EXERCISE TASK: Every entry that follows should be repeated exactly; drop the images.

══════════════════════════════

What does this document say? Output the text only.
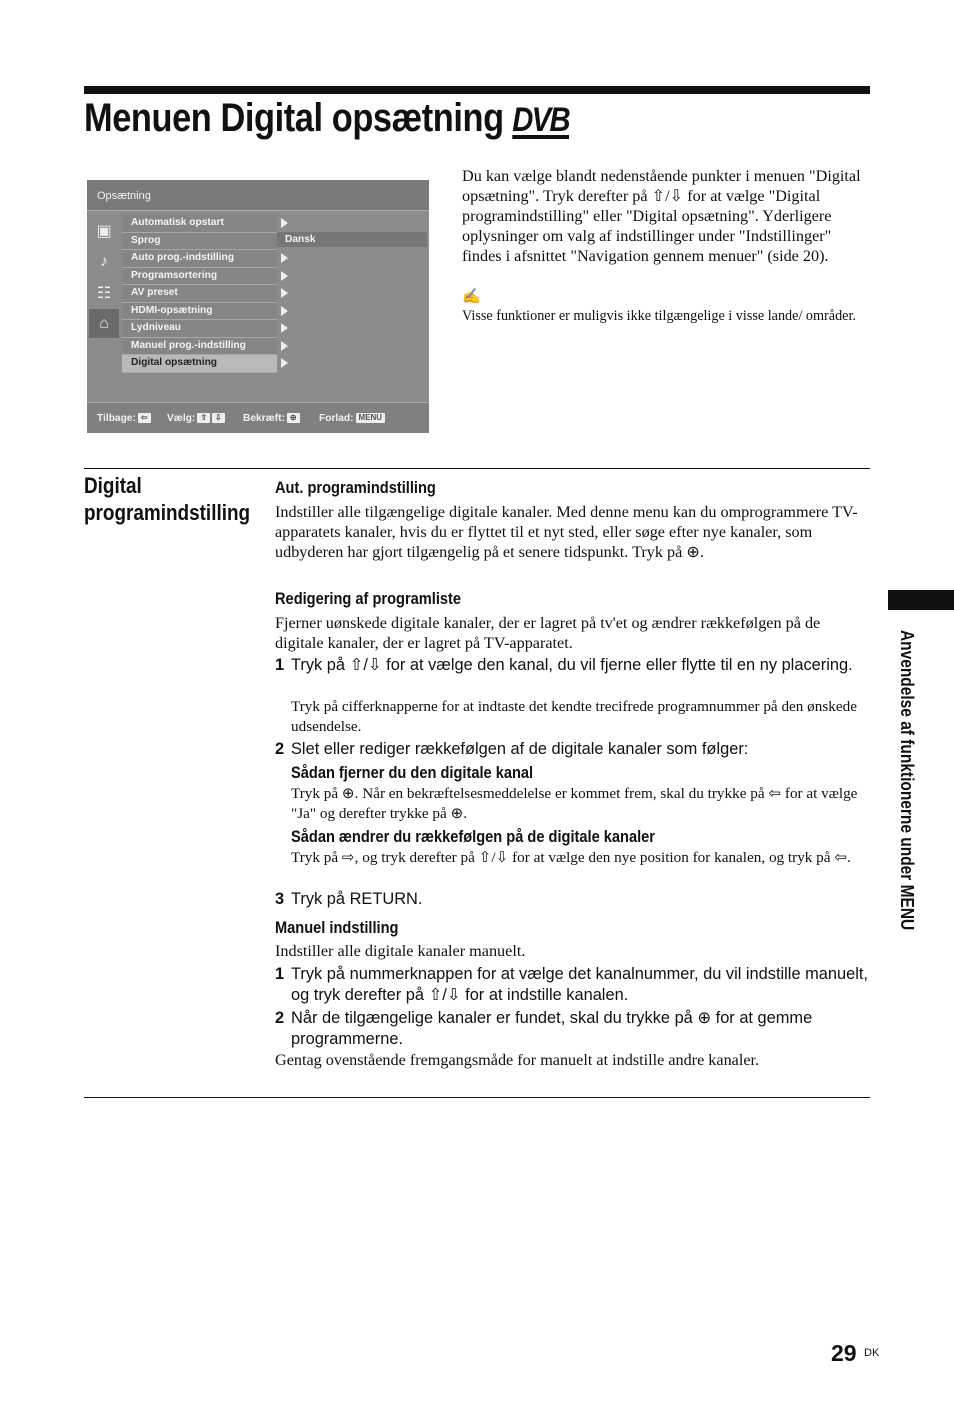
Menuen Digital opsætning DVB
Opsætning
▣
♪
☷
⌂
Automatisk opstart
Sprog
Auto prog.-indstilling
Programsortering
AV preset
HDMI-opsætning
Lydniveau
Manuel prog.-indstilling
Digital opsætning
Dansk
Tilbage: ⇦ Vælg: ⇧ ⇩ Bekræft: ⊕ Forlad: MENU
Du kan vælge blandt nedenstående punkter i menuen "Digital opsætning". Tryk derefter på ⇧/⇩ for at vælge "Digital programindstilling" eller "Digital opsætning". Yderligere oplysninger om valg af indstillinger under "Indstillinger" findes i afsnittet "Navigation gennem menuer" (side 20).
✍
Visse funktioner er muligvis ikke tilgængelige i visse lande/ områder.
Digital programindstilling
Aut. programindstilling
Indstiller alle tilgængelige digitale kanaler. Med denne menu kan du omprogrammere TV-apparatets kanaler, hvis du er flyttet til et nyt sted, eller søge efter nye kanaler, som udbyderen har gjort tilgængelig på et senere tidspunkt. Tryk på ⊕.
Redigering af programliste
Fjerner uønskede digitale kanaler, der er lagret på tv'et og ændrer rækkefølgen på de digitale kanaler, der er lagret på TV-apparatet.
1 Tryk på ⇧/⇩ for at vælge den kanal, du vil fjerne eller flytte til en ny placering.
Tryk på cifferknapperne for at indtaste det kendte trecifrede programnummer på den ønskede udsendelse.
2 Slet eller rediger rækkefølgen af de digitale kanaler som følger:
Sådan fjerner du den digitale kanal
Tryk på ⊕. Når en bekræftelsesmeddelelse er kommet frem, skal du trykke på ⇦ for at vælge "Ja" og derefter trykke på ⊕.
Sådan ændrer du rækkefølgen på de digitale kanaler
Tryk på ⇨, og tryk derefter på ⇧/⇩ for at vælge den nye position for kanalen, og tryk på ⇦.
3 Tryk på RETURN.
Manuel indstilling
Indstiller alle digitale kanaler manuelt.
1 Tryk på nummerknappen for at vælge det kanalnummer, du vil indstille manuelt, og tryk derefter på ⇧/⇩ for at indstille kanalen.
2 Når de tilgængelige kanaler er fundet, skal du trykke på ⊕ for at gemme programmerne.
Gentag ovenstående fremgangsmåde for manuelt at indstille andre kanaler.
Anvendelse af funktionerne under MENU
29 DK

══════════════════════════════

SOLVED PROBLEM:
What does this document say? Output the text only.
Menuen Digital opsætning DVB
Opsætning
▣
♪
☷
⌂
Automatisk opstart
Sprog
Auto prog.-indstilling
Programsortering
AV preset
HDMI-opsætning
Lydniveau
Manuel prog.-indstilling
Digital opsætning
Dansk
Tilbage: ⇦ Vælg: ⇧ ⇩ Bekræft: ⊕ Forlad: MENU
Du kan vælge blandt nedenstående punkter i menuen "Digital opsætning". Tryk derefter på ⇧/⇩ for at vælge "Digital programindstilling" eller "Digital opsætning". Yderligere oplysninger om valg af indstillinger under "Indstillinger" findes i afsnittet "Navigation gennem menuer" (side 20).
✍
Visse funktioner er muligvis ikke tilgængelige i visse lande/ områder.
Digital programindstilling
Aut. programindstilling
Indstiller alle tilgængelige digitale kanaler. Med denne menu kan du omprogrammere TV-apparatets kanaler, hvis du er flyttet til et nyt sted, eller søge efter nye kanaler, som udbyderen har gjort tilgængelig på et senere tidspunkt. Tryk på ⊕.
Redigering af programliste
Fjerner uønskede digitale kanaler, der er lagret på tv'et og ændrer rækkefølgen på de digitale kanaler, der er lagret på TV-apparatet.
1 Tryk på ⇧/⇩ for at vælge den kanal, du vil fjerne eller flytte til en ny placering.
Tryk på cifferknapperne for at indtaste det kendte trecifrede programnummer på den ønskede udsendelse.
2 Slet eller rediger rækkefølgen af de digitale kanaler som følger:
Sådan fjerner du den digitale kanal
Tryk på ⊕. Når en bekræftelsesmeddelelse er kommet frem, skal du trykke på ⇦ for at vælge "Ja" og derefter trykke på ⊕.
Sådan ændrer du rækkefølgen på de digitale kanaler
Tryk på ⇨, og tryk derefter på ⇧/⇩ for at vælge den nye position for kanalen, og tryk på ⇦.
3 Tryk på RETURN.
Manuel indstilling
Indstiller alle digitale kanaler manuelt.
1 Tryk på nummerknappen for at vælge det kanalnummer, du vil indstille manuelt, og tryk derefter på ⇧/⇩ for at indstille kanalen.
2 Når de tilgængelige kanaler er fundet, skal du trykke på ⊕ for at gemme programmerne.
Gentag ovenstående fremgangsmåde for manuelt at indstille andre kanaler.
Anvendelse af funktionerne under MENU
29 DK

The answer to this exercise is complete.